───── SOURCE MATERIAL

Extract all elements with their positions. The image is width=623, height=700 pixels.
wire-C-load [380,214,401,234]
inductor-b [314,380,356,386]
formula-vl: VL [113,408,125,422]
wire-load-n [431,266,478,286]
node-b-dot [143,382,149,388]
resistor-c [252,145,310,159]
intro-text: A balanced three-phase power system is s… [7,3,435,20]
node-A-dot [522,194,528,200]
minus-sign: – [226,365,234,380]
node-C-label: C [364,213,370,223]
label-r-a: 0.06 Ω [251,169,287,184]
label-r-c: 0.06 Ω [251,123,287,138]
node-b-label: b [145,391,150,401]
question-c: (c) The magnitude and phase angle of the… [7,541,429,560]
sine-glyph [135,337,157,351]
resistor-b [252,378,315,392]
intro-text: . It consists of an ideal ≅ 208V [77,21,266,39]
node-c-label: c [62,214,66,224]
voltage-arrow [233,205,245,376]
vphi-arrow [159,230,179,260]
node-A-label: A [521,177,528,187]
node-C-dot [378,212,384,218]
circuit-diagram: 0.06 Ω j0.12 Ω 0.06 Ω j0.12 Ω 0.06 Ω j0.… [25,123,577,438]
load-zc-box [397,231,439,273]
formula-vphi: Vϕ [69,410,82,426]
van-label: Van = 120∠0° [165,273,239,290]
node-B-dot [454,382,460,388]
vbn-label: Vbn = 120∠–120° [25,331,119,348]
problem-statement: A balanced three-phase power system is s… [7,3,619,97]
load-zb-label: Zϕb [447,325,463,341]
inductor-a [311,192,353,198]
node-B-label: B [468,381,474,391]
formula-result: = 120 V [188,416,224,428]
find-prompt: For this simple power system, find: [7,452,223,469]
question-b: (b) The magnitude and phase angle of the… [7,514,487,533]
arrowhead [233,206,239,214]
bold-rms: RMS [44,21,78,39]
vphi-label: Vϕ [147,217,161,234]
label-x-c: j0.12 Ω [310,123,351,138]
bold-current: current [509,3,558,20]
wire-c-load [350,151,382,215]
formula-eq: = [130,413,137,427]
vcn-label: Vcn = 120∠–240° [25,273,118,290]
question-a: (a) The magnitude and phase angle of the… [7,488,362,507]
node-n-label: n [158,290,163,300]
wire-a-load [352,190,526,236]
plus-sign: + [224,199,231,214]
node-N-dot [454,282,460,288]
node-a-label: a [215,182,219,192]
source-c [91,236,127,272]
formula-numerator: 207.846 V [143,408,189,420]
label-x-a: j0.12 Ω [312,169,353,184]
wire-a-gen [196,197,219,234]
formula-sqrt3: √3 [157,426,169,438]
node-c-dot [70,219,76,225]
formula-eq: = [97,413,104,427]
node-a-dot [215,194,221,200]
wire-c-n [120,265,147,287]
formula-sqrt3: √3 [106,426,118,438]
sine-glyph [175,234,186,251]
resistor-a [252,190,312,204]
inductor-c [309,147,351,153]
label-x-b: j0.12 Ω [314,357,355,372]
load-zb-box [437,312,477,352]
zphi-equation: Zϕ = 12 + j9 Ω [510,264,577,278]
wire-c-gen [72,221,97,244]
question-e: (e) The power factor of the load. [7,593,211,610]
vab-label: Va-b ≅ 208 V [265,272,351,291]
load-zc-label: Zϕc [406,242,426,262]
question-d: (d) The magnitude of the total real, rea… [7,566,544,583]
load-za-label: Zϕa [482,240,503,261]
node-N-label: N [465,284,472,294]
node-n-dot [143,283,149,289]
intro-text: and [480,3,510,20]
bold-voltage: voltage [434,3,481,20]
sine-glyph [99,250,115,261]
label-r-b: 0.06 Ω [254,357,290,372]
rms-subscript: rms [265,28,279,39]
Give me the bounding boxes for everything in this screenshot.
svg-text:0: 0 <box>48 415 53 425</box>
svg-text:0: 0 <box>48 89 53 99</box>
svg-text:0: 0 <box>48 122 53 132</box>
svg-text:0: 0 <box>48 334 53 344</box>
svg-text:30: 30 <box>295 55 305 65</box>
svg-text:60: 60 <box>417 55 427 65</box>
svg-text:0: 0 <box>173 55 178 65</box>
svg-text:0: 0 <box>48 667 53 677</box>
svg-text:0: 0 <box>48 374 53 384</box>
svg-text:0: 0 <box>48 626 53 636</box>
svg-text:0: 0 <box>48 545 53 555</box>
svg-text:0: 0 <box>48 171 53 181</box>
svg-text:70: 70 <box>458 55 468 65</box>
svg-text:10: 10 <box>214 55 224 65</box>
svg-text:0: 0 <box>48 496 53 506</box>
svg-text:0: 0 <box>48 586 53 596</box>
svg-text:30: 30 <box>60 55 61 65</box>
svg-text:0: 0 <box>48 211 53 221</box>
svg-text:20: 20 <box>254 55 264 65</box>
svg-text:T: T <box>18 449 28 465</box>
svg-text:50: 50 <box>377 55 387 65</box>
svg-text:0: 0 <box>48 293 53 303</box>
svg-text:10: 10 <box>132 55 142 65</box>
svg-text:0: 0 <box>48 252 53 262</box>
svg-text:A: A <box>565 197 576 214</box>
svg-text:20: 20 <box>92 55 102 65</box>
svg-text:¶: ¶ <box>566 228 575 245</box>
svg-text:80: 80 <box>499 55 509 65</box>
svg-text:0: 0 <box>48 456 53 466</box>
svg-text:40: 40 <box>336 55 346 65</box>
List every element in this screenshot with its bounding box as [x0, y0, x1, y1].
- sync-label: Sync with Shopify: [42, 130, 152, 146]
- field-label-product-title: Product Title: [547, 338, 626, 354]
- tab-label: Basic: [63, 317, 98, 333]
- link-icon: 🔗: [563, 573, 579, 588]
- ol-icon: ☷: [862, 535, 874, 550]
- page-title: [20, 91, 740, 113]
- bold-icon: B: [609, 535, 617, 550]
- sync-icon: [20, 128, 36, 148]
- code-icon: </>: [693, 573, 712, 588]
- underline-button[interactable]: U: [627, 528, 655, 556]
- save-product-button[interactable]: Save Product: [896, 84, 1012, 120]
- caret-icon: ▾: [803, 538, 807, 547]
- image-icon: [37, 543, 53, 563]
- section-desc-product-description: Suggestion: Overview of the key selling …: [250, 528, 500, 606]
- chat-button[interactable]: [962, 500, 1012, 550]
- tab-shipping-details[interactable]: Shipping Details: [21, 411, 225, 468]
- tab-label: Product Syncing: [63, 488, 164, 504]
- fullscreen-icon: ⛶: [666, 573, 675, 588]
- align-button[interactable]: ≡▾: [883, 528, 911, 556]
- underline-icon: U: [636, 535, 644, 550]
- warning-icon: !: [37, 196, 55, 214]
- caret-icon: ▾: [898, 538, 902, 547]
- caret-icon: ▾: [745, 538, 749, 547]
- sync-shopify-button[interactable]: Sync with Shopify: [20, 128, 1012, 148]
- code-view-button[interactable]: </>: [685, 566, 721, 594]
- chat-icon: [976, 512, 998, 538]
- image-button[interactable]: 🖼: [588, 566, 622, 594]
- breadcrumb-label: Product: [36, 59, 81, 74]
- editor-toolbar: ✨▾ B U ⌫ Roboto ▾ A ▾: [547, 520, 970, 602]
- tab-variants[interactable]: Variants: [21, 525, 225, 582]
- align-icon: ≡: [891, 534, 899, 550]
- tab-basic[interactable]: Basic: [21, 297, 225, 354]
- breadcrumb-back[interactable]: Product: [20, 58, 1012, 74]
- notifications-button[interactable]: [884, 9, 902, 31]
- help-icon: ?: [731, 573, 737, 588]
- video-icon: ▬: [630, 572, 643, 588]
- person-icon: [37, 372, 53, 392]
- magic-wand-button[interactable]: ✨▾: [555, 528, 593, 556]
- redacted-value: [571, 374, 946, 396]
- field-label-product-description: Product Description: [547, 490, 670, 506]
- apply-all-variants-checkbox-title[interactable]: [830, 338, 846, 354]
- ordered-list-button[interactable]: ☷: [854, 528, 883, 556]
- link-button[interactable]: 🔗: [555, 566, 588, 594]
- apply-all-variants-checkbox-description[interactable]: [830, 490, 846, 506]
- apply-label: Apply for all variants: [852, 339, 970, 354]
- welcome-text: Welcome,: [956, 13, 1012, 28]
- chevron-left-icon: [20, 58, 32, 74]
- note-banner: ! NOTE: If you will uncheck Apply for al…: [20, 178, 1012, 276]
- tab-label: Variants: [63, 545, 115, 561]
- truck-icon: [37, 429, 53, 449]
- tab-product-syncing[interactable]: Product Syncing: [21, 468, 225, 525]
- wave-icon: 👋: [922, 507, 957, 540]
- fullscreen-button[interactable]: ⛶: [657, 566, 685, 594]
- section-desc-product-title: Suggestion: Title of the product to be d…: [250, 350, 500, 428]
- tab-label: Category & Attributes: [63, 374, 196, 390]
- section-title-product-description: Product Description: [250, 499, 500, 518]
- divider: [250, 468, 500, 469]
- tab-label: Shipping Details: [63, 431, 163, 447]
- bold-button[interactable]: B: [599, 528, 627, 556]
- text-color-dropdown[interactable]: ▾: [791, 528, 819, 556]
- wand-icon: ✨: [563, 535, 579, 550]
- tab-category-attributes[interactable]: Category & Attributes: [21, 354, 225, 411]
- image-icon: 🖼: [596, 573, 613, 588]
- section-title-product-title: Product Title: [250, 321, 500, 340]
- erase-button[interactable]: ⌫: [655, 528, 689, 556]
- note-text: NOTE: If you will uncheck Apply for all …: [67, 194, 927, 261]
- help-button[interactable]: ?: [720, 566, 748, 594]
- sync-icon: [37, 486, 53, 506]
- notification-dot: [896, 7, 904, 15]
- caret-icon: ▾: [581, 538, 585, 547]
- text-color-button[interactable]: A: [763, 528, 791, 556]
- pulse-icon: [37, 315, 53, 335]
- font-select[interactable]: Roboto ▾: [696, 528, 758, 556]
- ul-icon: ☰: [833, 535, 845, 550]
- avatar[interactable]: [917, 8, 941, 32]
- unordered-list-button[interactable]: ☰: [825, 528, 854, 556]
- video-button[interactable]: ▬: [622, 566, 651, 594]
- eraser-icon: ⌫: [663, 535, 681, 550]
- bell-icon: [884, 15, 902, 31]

──────────

REQUIRED TASK -
Lay out the lines from the start of the items through the line containing "label-r-a: 0.06 Ω [251,169,287,184]" as a Markdown table with a Row column holding the row number and a Line column holding the line itself, leaving out any blank lines.

RESPONSE TO THIS EXERCISE -
| Row | Line |
|---|---|
| 1 | Extract all elements with their positions. The image is width=623, height=700 pixels. |
| 2 | wire-C-load [380,214,401,234] |
| 3 | inductor-b [314,380,356,386] |
| 4 | formula-vl: VL [113,408,125,422] |
| 5 | wire-load-n [431,266,478,286] |
| 6 | node-b-dot [143,382,149,388] |
| 7 | resistor-c [252,145,310,159] |
| 8 | intro-text: A balanced three-phase power system is s… [7,3,435,20] |
| 9 | node-A-dot [522,194,528,200] |
| 10 | minus-sign: – [226,365,234,380] |
| 11 | node-C-label: C [364,213,370,223] |
| 12 | label-r-a: 0.06 Ω [251,169,287,184] |